## start Entries shown
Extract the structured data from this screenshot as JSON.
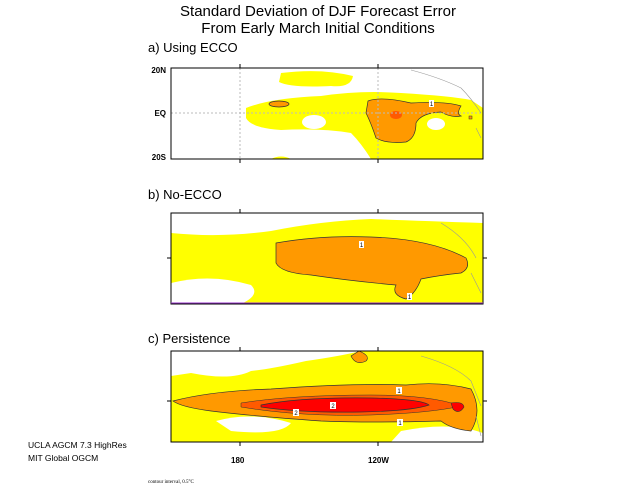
{
  "title_line1": "Standard Deviation of DJF Forecast Error",
  "title_line2": "From Early March Initial Conditions",
  "panels": [
    {
      "label": "a) Using ECCO",
      "contour_labels": [
        "1"
      ]
    },
    {
      "label": "b) No-ECCO",
      "contour_labels": [
        "1",
        "1"
      ]
    },
    {
      "label": "c) Persistence",
      "contour_labels": [
        "1",
        "2",
        "2",
        "1"
      ]
    }
  ],
  "lat_ticks": [
    "20N",
    "EQ",
    "20S"
  ],
  "lon_ticks": [
    "180",
    "120W"
  ],
  "credits": [
    "UCLA AGCM 7.3 HighRes",
    "MIT Global OGCM"
  ],
  "contour_interval": "contour interval, 0.5°C",
  "colors": {
    "level1": "#ffff00",
    "level2": "#ff9900",
    "level3": "#ff5a00",
    "level4": "#ff0000"
  }
}
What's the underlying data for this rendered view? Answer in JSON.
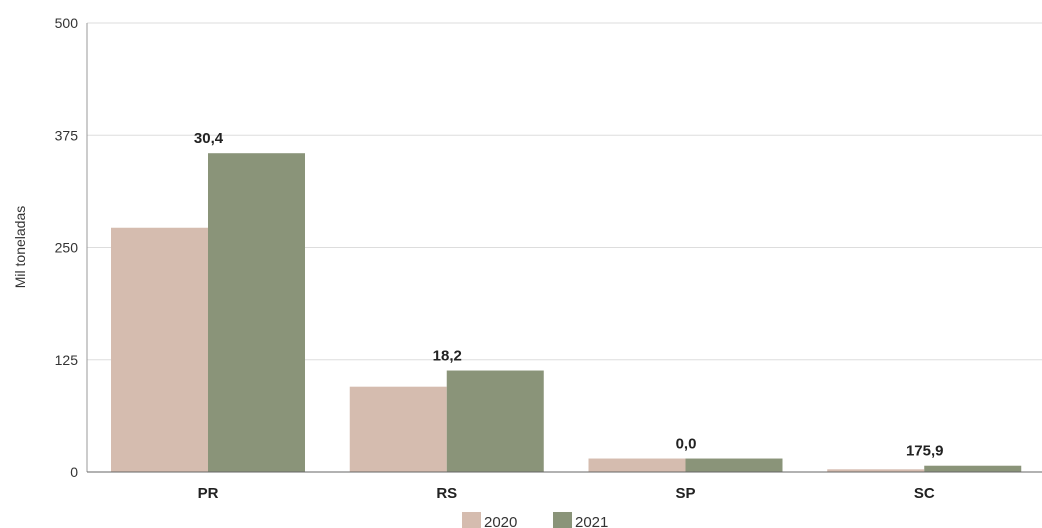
{
  "chart_data": {
    "type": "bar",
    "categories": [
      "PR",
      "RS",
      "SP",
      "SC"
    ],
    "series": [
      {
        "name": "2020",
        "color": "#d5bcaf",
        "values": [
          272,
          95,
          15,
          3
        ]
      },
      {
        "name": "2021",
        "color": "#8a9479",
        "values": [
          355,
          113,
          15,
          7
        ]
      }
    ],
    "data_labels": [
      "30,4",
      "18,2",
      "0,0",
      "175,9"
    ],
    "ylabel": "Mil toneladas",
    "ylim": [
      0,
      500
    ],
    "yticks": [
      0,
      125,
      250,
      375,
      500
    ],
    "grid": true,
    "legend": "bottom"
  }
}
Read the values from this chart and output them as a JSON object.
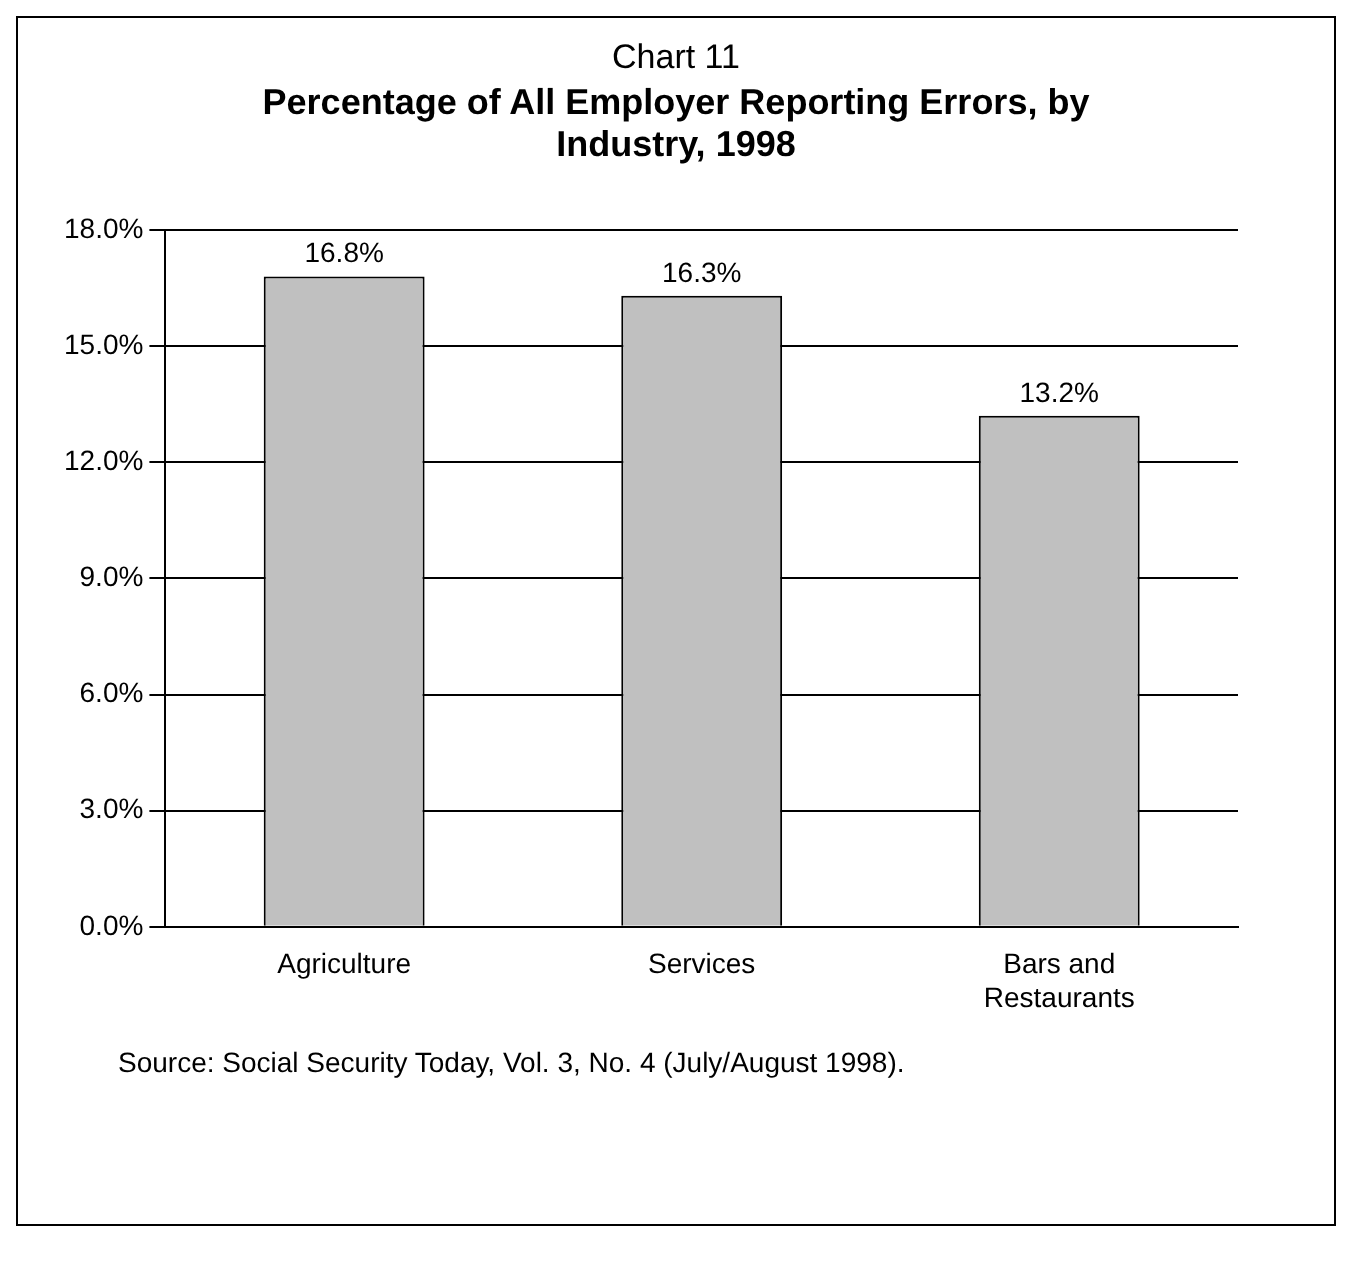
{
  "chart_data": {
    "type": "bar",
    "title": "Chart 11",
    "subtitle": "Percentage of All Employer Reporting Errors, by Industry, 1998",
    "categories": [
      "Agriculture",
      "Services",
      "Bars and Restaurants"
    ],
    "values": [
      16.8,
      16.3,
      13.2
    ],
    "color": "#c0c0c0",
    "value_labels": [
      "16.8%",
      "16.3%",
      "13.2%"
    ],
    "ylim": [
      0,
      18
    ],
    "yticks": [
      {
        "value": 0,
        "label": "0.0%"
      },
      {
        "value": 3,
        "label": "3.0%"
      },
      {
        "value": 6,
        "label": "6.0%"
      },
      {
        "value": 9,
        "label": "9.0%"
      },
      {
        "value": 12,
        "label": "12.0%"
      },
      {
        "value": 15,
        "label": "15.0%"
      },
      {
        "value": 18,
        "label": "18.0%"
      }
    ],
    "grid": "y",
    "annotations": [
      "Source: Social Security Today, Vol. 3, No. 4 (July/August 1998)."
    ]
  }
}
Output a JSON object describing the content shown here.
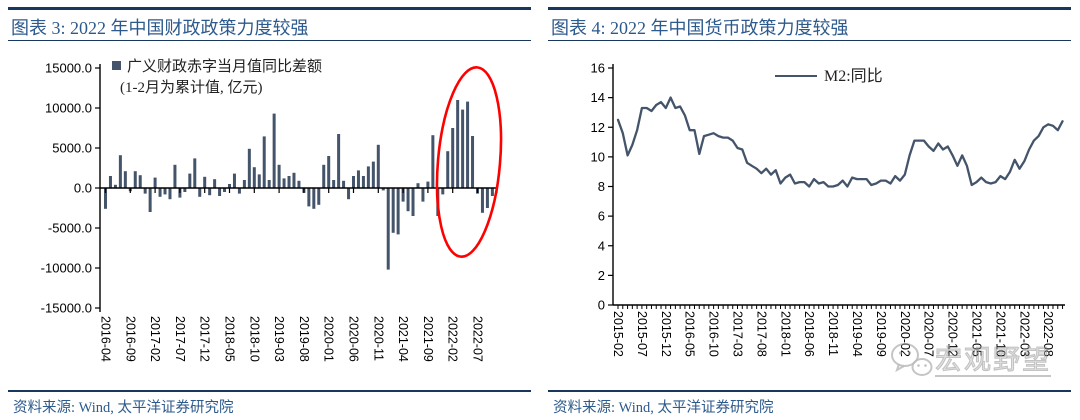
{
  "colors": {
    "rule_navy": "#17375e",
    "title_blue": "#2d5a8c",
    "bar_fill": "#44546a",
    "line_stroke": "#44546a",
    "axis_black": "#000000",
    "highlight_red": "#ff0000",
    "watermark_gray": "#a5a5a5"
  },
  "panels": [
    {
      "title": "图表 3: 2022 年中国财政政策力度较强",
      "source": "资料来源: Wind, 太平洋证券研究院"
    },
    {
      "title": "图表 4: 2022 年中国货币政策力度较强",
      "source": "资料来源: Wind, 太平洋证券研究院",
      "watermark": "宏观野望"
    }
  ],
  "chart_data": [
    {
      "type": "bar",
      "title": "图表 3: 2022 年中国财政政策力度较强",
      "legend": "广义财政赤字当月值同比差额",
      "legend_note": "(1-2月为累计值, 亿元)",
      "unit": "亿元",
      "ylim": [
        -15000,
        15000
      ],
      "ytick_step": 5000,
      "ytick_decimals": 1,
      "xtick_every": 5,
      "grid": false,
      "legend_position": "top-left-inside",
      "annotation": "red ellipse highlighting 2022 bars",
      "categories": [
        "2016-04",
        "2016-05",
        "2016-06",
        "2016-07",
        "2016-08",
        "2016-09",
        "2016-10",
        "2016-11",
        "2016-12",
        "2017-01",
        "2017-02",
        "2017-03",
        "2017-04",
        "2017-05",
        "2017-06",
        "2017-07",
        "2017-08",
        "2017-09",
        "2017-10",
        "2017-11",
        "2017-12",
        "2018-01",
        "2018-02",
        "2018-03",
        "2018-04",
        "2018-05",
        "2018-06",
        "2018-07",
        "2018-08",
        "2018-09",
        "2018-10",
        "2018-11",
        "2018-12",
        "2019-01",
        "2019-02",
        "2019-03",
        "2019-04",
        "2019-05",
        "2019-06",
        "2019-07",
        "2019-08",
        "2019-09",
        "2019-10",
        "2019-11",
        "2019-12",
        "2020-01",
        "2020-02",
        "2020-03",
        "2020-04",
        "2020-05",
        "2020-06",
        "2020-07",
        "2020-08",
        "2020-09",
        "2020-10",
        "2020-11",
        "2020-12",
        "2021-01",
        "2021-02",
        "2021-03",
        "2021-04",
        "2021-05",
        "2021-06",
        "2021-07",
        "2021-08",
        "2021-09",
        "2021-10",
        "2021-11",
        "2021-12",
        "2022-01",
        "2022-02",
        "2022-03",
        "2022-04",
        "2022-05",
        "2022-06",
        "2022-07",
        "2022-08",
        "2022-09",
        "2022-10"
      ],
      "values": [
        -2600,
        1500,
        400,
        4100,
        2100,
        -400,
        2100,
        1600,
        -700,
        -3000,
        1300,
        -1100,
        -800,
        -1400,
        2900,
        -1200,
        -500,
        1800,
        3700,
        -1100,
        1400,
        -900,
        1100,
        -1000,
        -500,
        500,
        1800,
        -700,
        1000,
        4900,
        2600,
        1700,
        6450,
        1000,
        9300,
        2900,
        1200,
        1500,
        1900,
        900,
        -600,
        -2300,
        -2600,
        -2100,
        2900,
        4000,
        1000,
        6750,
        900,
        -1400,
        1500,
        2200,
        1500,
        2700,
        3300,
        5400,
        -300,
        -10200,
        -5600,
        -5800,
        -1700,
        -2900,
        -3500,
        600,
        -1700,
        800,
        6600,
        -3500,
        -800,
        4600,
        7500,
        11000,
        9800,
        10800,
        6500,
        -700,
        -3100,
        -2500,
        -1000
      ]
    },
    {
      "type": "line",
      "title": "图表 4: 2022 年中国货币政策力度较强",
      "ylim": [
        0,
        16
      ],
      "ytick_step": 2,
      "ytick_decimals": 0,
      "xtick_every": 5,
      "grid": false,
      "legend_position": "top-center-inside",
      "x": [
        "2015-02",
        "2015-03",
        "2015-04",
        "2015-05",
        "2015-06",
        "2015-07",
        "2015-08",
        "2015-09",
        "2015-10",
        "2015-11",
        "2015-12",
        "2016-01",
        "2016-02",
        "2016-03",
        "2016-04",
        "2016-05",
        "2016-06",
        "2016-07",
        "2016-08",
        "2016-09",
        "2016-10",
        "2016-11",
        "2016-12",
        "2017-01",
        "2017-02",
        "2017-03",
        "2017-04",
        "2017-05",
        "2017-06",
        "2017-07",
        "2017-08",
        "2017-09",
        "2017-10",
        "2017-11",
        "2017-12",
        "2018-01",
        "2018-02",
        "2018-03",
        "2018-04",
        "2018-05",
        "2018-06",
        "2018-07",
        "2018-08",
        "2018-09",
        "2018-10",
        "2018-11",
        "2018-12",
        "2019-01",
        "2019-02",
        "2019-03",
        "2019-04",
        "2019-05",
        "2019-06",
        "2019-07",
        "2019-08",
        "2019-09",
        "2019-10",
        "2019-11",
        "2019-12",
        "2020-01",
        "2020-02",
        "2020-03",
        "2020-04",
        "2020-05",
        "2020-06",
        "2020-07",
        "2020-08",
        "2020-09",
        "2020-10",
        "2020-11",
        "2020-12",
        "2021-01",
        "2021-02",
        "2021-03",
        "2021-04",
        "2021-05",
        "2021-06",
        "2021-07",
        "2021-08",
        "2021-09",
        "2021-10",
        "2021-11",
        "2021-12",
        "2022-01",
        "2022-02",
        "2022-03",
        "2022-04",
        "2022-05",
        "2022-06",
        "2022-07",
        "2022-08",
        "2022-09",
        "2022-10",
        "2022-11"
      ],
      "series": [
        {
          "name": "M2:同比",
          "values": [
            12.5,
            11.6,
            10.1,
            10.8,
            11.8,
            13.3,
            13.3,
            13.1,
            13.5,
            13.7,
            13.3,
            14.0,
            13.3,
            13.4,
            12.8,
            11.8,
            11.8,
            10.2,
            11.4,
            11.5,
            11.6,
            11.4,
            11.3,
            11.3,
            11.1,
            10.6,
            10.5,
            9.6,
            9.4,
            9.2,
            8.9,
            9.2,
            8.8,
            9.1,
            8.2,
            8.6,
            8.8,
            8.2,
            8.3,
            8.3,
            8.0,
            8.5,
            8.2,
            8.3,
            8.0,
            8.0,
            8.1,
            8.4,
            8.0,
            8.6,
            8.5,
            8.5,
            8.5,
            8.1,
            8.2,
            8.4,
            8.4,
            8.2,
            8.7,
            8.4,
            8.8,
            10.1,
            11.1,
            11.1,
            11.1,
            10.7,
            10.4,
            10.9,
            10.5,
            10.7,
            10.1,
            9.4,
            10.1,
            9.4,
            8.1,
            8.3,
            8.6,
            8.3,
            8.2,
            8.3,
            8.7,
            8.5,
            9.0,
            9.8,
            9.2,
            9.7,
            10.5,
            11.1,
            11.4,
            12.0,
            12.2,
            12.1,
            11.8,
            12.4
          ]
        }
      ]
    }
  ]
}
## end Entries shown
Copy each line holding the word "this" from the listing above.

Extract the structured data from this screenshot as JSON.
What's the underlying data for this rendered view? Answer in JSON.
Read the values from this chart and output them as a JSON object.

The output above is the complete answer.